• **SET TASK**
Where a line holds the word "screenshot", copy that line.

[Items from a figure collection]
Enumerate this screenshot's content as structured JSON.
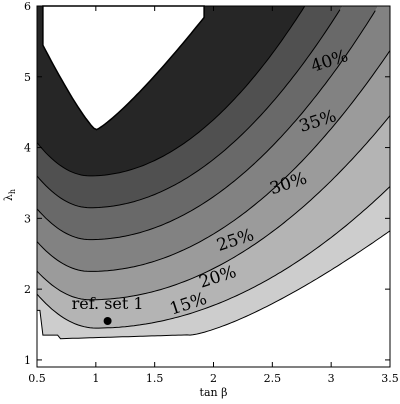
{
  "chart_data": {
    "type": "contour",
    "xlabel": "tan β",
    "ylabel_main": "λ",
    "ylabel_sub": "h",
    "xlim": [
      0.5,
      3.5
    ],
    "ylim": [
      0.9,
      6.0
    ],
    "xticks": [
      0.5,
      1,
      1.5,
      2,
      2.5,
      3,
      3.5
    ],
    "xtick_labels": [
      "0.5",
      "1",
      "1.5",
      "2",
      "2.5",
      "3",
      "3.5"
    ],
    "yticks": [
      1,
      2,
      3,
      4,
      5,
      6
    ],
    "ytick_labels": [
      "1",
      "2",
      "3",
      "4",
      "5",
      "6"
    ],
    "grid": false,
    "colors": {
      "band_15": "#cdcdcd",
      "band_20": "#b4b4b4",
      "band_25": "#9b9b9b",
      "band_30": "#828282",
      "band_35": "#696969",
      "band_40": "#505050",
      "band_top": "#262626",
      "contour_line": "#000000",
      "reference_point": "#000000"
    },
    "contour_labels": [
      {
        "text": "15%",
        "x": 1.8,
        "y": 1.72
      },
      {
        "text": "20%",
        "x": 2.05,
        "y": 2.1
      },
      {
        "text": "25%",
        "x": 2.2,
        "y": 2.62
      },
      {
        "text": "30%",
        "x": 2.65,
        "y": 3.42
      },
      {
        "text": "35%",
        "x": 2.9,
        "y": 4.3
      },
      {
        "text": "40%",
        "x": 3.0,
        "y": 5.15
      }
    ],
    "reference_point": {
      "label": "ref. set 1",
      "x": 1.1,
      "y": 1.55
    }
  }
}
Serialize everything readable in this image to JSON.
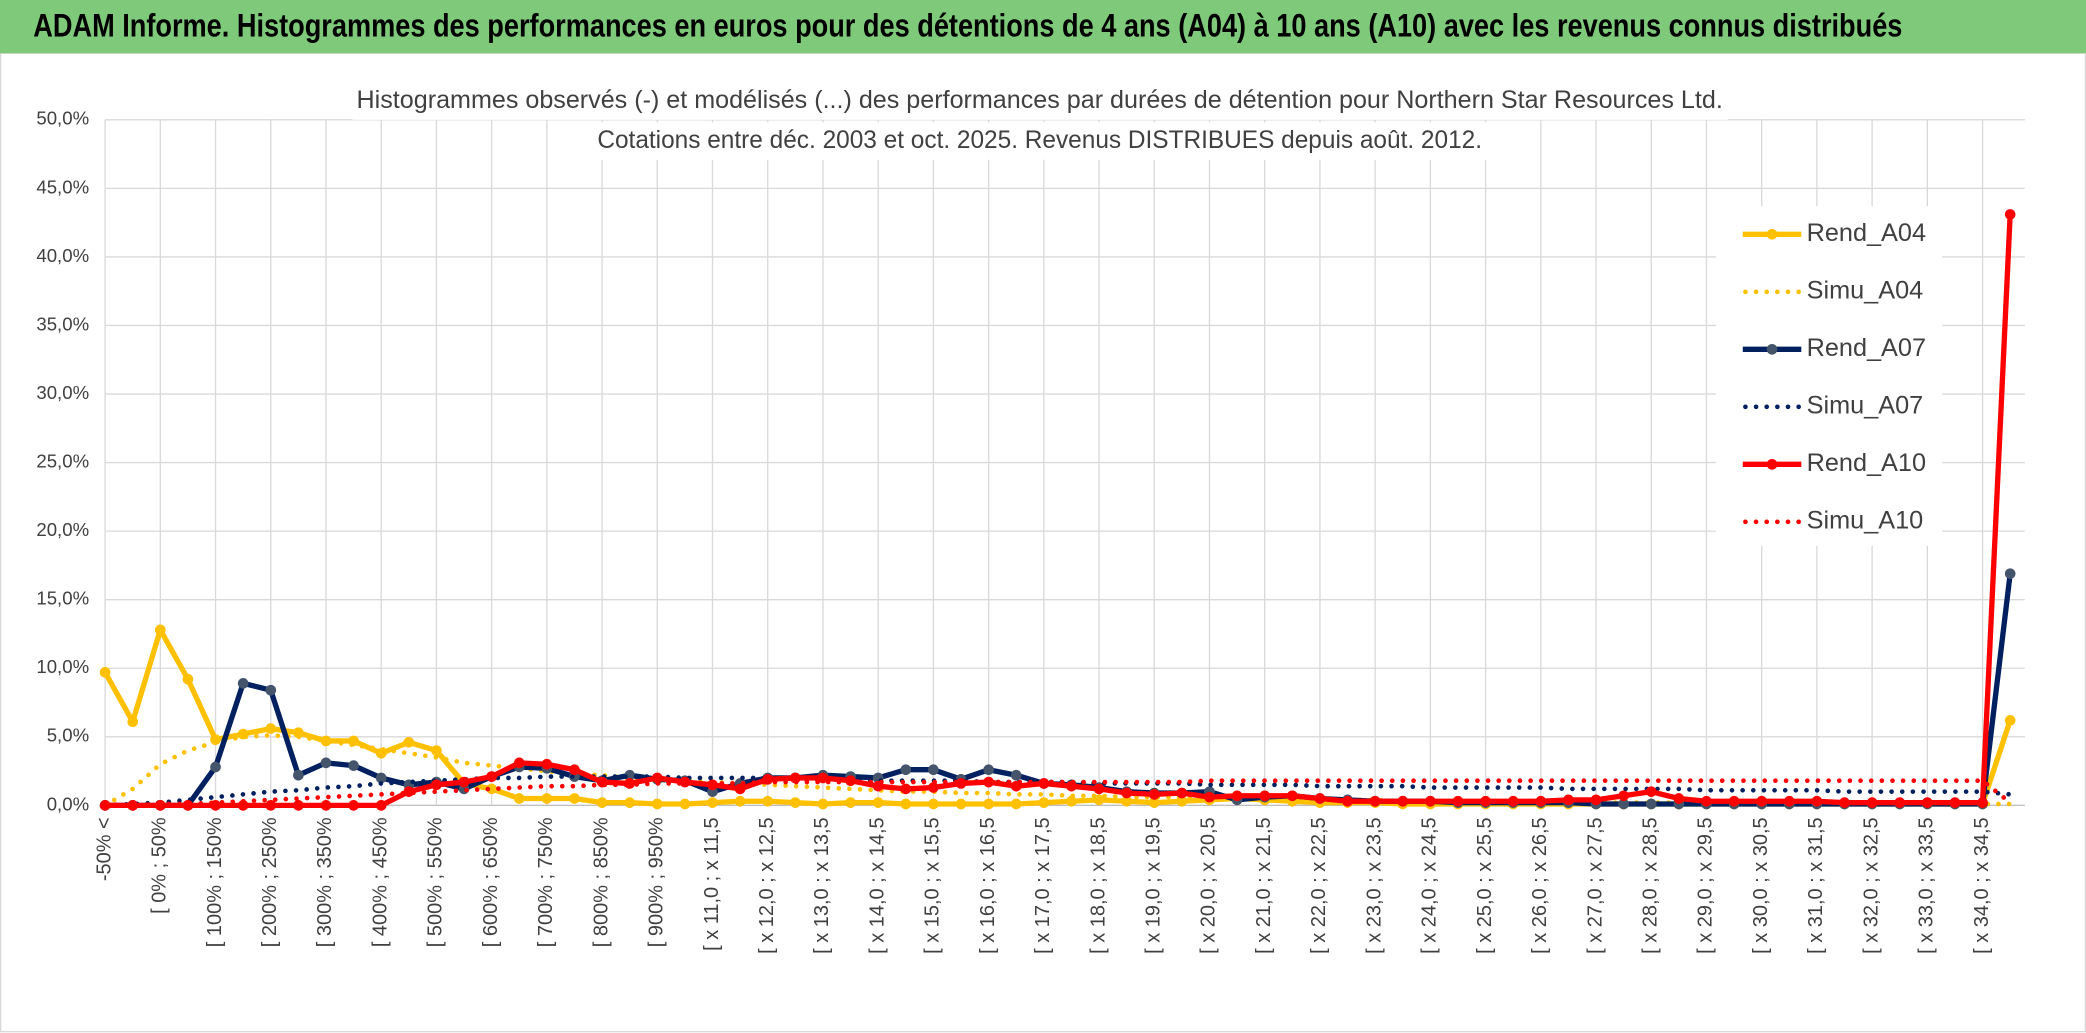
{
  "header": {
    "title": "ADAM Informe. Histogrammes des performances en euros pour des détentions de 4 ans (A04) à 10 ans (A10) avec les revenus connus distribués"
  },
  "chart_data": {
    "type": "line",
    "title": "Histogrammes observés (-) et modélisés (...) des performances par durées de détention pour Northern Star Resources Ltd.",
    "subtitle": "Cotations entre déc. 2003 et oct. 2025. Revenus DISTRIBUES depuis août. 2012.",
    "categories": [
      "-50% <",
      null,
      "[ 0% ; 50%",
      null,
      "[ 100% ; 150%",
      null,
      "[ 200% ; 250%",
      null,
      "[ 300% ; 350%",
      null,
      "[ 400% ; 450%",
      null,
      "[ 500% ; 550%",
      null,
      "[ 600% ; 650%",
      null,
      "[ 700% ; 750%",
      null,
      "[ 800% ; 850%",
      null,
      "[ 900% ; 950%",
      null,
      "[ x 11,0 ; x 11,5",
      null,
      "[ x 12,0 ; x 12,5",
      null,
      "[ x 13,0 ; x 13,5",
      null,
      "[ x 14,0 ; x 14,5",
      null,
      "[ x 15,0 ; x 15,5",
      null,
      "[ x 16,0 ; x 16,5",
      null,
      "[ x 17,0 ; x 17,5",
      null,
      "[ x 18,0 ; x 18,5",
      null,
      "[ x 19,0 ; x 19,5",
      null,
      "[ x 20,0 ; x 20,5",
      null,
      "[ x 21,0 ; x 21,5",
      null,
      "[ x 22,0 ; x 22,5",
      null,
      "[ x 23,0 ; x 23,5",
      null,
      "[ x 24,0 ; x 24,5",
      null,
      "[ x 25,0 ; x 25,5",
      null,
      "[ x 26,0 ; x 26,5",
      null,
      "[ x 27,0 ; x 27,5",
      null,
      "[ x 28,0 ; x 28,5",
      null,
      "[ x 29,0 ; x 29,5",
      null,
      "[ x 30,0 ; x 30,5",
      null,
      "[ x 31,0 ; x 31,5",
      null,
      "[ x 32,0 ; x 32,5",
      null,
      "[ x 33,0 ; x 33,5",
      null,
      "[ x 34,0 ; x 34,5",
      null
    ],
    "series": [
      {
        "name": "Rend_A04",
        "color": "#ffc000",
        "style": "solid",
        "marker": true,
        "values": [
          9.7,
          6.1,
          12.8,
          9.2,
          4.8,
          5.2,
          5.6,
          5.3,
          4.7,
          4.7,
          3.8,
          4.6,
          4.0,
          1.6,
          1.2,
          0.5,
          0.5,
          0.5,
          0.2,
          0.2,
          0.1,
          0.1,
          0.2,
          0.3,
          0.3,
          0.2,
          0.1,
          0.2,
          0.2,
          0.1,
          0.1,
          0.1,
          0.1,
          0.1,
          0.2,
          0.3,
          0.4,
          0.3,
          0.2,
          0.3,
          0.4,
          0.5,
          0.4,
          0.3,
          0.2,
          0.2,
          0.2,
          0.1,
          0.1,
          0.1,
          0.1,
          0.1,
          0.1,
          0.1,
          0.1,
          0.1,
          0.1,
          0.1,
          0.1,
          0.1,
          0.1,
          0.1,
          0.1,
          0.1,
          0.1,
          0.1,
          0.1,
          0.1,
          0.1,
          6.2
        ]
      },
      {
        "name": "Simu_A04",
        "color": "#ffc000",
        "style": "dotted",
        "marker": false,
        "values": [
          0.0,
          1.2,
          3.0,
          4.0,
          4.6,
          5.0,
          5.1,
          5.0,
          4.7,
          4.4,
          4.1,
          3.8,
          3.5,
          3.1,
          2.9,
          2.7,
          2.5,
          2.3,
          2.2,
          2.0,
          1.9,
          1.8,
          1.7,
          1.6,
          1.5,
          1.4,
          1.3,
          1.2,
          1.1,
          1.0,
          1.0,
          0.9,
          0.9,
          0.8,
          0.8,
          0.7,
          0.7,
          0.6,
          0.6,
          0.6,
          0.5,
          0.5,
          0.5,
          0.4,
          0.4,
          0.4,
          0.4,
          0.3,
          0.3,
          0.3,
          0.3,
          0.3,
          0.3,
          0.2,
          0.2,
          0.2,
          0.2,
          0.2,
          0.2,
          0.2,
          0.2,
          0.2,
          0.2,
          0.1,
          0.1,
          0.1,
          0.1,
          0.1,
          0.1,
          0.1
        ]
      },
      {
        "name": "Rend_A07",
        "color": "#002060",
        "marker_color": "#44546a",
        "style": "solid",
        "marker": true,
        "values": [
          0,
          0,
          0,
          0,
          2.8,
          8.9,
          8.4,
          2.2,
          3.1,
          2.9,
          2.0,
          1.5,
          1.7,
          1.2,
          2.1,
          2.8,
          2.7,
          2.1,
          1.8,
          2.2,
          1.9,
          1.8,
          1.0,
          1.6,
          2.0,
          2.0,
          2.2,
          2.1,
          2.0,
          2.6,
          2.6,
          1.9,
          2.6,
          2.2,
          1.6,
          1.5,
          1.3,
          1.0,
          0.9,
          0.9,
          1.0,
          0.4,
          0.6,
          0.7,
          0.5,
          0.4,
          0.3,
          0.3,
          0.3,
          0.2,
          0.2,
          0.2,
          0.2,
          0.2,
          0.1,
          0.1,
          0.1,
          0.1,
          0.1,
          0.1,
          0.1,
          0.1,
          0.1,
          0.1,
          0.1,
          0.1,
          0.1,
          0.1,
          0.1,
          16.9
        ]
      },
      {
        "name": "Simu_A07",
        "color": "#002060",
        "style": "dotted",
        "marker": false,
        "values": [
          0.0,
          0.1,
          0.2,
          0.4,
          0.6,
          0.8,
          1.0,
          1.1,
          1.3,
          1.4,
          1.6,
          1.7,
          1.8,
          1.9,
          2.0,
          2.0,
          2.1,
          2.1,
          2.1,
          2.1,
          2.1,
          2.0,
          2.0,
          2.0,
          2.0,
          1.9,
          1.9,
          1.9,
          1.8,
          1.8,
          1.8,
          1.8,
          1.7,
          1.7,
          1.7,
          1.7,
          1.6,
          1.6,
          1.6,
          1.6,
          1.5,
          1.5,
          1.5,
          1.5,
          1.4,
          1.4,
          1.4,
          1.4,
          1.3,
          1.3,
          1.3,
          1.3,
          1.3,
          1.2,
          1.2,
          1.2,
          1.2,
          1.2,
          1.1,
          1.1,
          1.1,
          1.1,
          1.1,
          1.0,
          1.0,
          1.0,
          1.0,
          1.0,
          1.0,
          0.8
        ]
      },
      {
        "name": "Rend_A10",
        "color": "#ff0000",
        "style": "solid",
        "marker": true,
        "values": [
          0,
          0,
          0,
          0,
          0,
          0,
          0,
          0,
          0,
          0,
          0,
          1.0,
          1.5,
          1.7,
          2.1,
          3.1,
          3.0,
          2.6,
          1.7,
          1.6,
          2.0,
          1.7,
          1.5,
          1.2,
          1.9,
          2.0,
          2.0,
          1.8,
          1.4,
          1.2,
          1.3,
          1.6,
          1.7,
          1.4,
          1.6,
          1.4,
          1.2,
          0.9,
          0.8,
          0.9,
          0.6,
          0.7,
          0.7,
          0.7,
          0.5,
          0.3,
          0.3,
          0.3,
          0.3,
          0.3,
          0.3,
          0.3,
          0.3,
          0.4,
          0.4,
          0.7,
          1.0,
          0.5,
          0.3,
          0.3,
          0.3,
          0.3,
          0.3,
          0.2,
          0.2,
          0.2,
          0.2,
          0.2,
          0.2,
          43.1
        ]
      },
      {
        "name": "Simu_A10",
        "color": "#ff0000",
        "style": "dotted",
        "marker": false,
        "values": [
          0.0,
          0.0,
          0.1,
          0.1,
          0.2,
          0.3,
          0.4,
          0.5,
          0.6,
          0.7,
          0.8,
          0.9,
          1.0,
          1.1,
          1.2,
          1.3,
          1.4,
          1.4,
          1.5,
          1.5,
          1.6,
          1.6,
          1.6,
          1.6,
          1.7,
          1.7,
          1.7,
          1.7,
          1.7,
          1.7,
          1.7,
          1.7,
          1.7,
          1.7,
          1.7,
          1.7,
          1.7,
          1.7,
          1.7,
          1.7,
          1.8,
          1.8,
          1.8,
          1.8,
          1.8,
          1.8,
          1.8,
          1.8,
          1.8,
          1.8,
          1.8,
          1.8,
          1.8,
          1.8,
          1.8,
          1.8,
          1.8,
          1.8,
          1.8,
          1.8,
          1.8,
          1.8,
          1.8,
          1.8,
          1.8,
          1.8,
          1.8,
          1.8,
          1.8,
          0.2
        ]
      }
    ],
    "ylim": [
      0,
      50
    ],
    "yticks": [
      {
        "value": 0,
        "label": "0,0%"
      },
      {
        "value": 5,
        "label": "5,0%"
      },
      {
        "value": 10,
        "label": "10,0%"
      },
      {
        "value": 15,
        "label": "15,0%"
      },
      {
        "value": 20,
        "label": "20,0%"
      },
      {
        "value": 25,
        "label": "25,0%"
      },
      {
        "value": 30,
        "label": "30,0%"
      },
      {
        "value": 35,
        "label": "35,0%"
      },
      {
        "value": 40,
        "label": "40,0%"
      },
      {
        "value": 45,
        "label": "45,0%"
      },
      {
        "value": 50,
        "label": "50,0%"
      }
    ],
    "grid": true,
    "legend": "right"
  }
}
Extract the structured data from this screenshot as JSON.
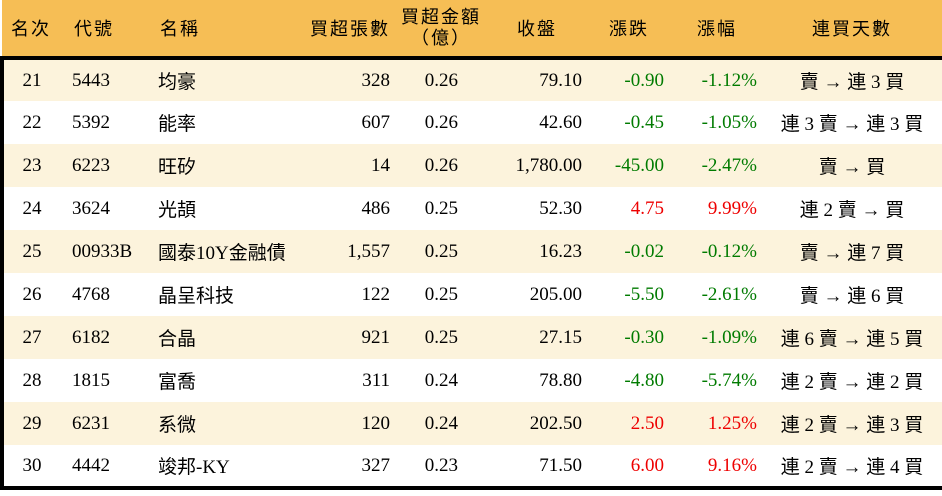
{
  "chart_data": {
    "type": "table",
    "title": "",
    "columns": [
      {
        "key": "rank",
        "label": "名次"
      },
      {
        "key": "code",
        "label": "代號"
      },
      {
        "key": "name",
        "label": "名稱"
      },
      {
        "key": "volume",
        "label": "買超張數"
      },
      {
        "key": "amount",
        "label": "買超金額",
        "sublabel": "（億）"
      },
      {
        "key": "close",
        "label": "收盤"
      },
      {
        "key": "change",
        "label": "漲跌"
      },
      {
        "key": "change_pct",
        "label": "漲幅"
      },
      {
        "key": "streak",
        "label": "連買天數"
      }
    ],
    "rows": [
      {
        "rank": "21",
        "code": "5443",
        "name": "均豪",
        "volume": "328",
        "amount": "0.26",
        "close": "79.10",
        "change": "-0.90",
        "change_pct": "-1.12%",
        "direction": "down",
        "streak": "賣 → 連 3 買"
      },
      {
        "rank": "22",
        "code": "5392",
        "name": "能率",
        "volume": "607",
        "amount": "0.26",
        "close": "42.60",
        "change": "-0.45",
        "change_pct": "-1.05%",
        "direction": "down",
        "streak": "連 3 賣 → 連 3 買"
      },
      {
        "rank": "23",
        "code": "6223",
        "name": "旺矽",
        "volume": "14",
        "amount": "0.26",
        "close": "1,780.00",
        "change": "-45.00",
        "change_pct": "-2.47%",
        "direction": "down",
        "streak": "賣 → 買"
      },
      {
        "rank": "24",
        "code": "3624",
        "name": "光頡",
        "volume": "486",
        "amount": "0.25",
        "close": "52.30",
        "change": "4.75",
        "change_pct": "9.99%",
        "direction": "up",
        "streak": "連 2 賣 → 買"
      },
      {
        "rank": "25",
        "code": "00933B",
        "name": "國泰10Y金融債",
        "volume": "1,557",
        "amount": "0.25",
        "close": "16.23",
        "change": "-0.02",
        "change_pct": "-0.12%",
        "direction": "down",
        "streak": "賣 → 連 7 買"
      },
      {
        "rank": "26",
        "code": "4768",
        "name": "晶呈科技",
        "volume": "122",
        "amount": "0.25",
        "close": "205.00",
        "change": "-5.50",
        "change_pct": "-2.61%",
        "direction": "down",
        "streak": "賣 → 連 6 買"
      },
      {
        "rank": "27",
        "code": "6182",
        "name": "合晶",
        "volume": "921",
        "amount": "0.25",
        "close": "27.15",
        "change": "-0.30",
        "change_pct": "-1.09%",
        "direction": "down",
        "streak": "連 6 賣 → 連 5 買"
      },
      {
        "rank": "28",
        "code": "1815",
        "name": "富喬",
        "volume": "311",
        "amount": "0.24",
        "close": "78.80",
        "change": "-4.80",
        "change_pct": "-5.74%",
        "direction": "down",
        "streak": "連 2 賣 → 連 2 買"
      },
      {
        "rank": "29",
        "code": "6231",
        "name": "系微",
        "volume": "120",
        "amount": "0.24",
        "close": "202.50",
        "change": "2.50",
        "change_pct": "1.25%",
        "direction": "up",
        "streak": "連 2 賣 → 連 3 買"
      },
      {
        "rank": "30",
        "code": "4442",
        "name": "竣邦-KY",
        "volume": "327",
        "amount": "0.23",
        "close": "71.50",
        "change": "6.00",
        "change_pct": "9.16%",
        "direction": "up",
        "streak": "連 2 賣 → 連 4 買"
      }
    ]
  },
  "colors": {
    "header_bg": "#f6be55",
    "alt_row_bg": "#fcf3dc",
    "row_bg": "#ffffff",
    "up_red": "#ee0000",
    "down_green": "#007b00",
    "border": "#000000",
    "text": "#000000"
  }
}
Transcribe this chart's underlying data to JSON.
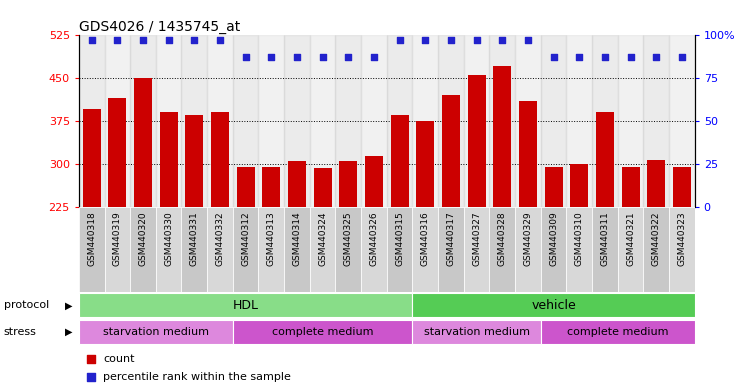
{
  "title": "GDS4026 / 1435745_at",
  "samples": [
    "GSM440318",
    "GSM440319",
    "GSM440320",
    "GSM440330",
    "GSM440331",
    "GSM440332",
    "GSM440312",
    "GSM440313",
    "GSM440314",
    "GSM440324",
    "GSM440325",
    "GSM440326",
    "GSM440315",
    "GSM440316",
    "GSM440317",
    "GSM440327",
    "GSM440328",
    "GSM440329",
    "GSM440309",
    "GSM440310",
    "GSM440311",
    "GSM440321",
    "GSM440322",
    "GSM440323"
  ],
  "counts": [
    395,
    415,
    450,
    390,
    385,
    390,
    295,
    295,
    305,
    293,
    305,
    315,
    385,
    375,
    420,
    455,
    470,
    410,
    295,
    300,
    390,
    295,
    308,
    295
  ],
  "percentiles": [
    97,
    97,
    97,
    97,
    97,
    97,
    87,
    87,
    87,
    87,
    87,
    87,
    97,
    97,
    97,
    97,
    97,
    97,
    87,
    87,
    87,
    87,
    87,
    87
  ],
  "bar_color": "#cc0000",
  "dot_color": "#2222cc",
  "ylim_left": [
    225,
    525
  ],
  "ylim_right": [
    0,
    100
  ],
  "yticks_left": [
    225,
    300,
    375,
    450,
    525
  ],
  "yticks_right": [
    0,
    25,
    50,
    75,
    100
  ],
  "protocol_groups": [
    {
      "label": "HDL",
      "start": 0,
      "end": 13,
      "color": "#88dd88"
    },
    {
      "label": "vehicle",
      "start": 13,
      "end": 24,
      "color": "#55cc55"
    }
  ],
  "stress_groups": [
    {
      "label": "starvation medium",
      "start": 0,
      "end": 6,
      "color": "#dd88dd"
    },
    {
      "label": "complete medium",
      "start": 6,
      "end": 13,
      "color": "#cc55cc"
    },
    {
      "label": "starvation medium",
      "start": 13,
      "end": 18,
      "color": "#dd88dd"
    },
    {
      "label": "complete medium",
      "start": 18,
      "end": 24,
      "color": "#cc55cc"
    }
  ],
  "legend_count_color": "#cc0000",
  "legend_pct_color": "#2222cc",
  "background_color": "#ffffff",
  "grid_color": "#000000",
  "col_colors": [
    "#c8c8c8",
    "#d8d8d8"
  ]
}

• **THE SOLUTION**
Enumerate this screenshot's content as structured JSON.
Extract the structured data from this screenshot as JSON.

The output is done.